-- start --
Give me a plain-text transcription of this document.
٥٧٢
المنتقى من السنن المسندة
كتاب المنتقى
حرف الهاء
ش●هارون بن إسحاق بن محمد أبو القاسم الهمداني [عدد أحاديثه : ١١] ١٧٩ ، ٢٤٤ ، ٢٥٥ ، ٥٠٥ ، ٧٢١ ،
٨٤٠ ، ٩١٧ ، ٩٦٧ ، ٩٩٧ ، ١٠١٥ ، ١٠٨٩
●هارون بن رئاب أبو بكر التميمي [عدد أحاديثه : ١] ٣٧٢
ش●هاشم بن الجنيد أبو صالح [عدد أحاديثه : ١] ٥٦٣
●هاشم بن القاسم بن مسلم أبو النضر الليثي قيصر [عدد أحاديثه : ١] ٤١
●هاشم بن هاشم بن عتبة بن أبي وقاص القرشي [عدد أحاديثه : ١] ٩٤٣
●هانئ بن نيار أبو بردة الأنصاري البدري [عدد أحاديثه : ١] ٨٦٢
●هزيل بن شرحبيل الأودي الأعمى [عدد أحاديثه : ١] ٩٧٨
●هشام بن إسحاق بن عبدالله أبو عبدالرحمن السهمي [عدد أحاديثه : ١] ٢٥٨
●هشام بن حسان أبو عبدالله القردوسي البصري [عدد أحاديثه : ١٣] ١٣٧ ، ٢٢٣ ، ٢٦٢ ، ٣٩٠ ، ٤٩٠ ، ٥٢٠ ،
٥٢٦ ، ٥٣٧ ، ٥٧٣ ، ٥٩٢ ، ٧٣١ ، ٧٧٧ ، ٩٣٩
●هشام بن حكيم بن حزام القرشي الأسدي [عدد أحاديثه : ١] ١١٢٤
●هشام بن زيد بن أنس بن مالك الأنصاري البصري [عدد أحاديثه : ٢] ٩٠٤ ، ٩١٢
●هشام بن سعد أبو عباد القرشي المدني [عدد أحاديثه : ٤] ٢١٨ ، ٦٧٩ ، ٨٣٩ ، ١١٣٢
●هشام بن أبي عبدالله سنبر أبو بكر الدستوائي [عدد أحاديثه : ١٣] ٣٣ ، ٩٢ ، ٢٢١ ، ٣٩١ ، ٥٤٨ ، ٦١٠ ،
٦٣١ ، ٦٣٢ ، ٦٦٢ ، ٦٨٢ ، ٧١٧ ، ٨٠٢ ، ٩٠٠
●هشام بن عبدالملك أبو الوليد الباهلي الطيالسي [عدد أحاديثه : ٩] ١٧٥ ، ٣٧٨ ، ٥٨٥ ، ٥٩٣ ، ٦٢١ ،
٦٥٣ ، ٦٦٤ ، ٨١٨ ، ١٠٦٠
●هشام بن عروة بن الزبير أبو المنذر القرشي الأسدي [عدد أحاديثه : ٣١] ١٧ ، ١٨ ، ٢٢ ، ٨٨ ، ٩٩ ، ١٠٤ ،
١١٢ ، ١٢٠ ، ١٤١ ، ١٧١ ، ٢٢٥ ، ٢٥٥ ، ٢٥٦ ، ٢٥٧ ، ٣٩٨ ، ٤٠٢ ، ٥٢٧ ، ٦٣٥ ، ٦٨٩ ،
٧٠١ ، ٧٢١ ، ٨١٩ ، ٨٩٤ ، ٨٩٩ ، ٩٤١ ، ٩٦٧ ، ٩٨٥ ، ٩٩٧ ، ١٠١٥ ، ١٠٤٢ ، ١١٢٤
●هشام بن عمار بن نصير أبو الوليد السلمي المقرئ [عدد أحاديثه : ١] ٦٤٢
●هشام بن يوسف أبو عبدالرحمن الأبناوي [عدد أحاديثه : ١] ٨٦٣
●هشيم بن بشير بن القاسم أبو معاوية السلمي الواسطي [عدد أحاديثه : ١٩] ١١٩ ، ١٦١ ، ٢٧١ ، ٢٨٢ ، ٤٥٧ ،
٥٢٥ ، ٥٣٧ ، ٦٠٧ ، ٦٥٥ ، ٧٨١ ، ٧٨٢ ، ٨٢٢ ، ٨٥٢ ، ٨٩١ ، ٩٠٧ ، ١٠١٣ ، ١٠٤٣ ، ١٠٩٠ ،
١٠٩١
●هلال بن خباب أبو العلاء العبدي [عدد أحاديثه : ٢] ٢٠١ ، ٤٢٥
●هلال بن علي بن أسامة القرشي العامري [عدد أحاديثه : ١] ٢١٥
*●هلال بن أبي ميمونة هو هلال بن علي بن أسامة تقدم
-- end --
■ Goal
From the entries above, copy every line that holds the word "البصري".

■ Solution for this task
●هشام بن حسان أبو عبدالله القردوسي البصري [عدد أحاديثه : ١٣] ١٣٧ ، ٢٢٣ ، ٢٦٢ ، ٣٩٠ ، ٤٩٠ ، ٥٢٠ ،
●هشام بن زيد بن أنس بن مالك الأنصاري البصري [عدد أحاديثه : ٢] ٩٠٤ ، ٩١٢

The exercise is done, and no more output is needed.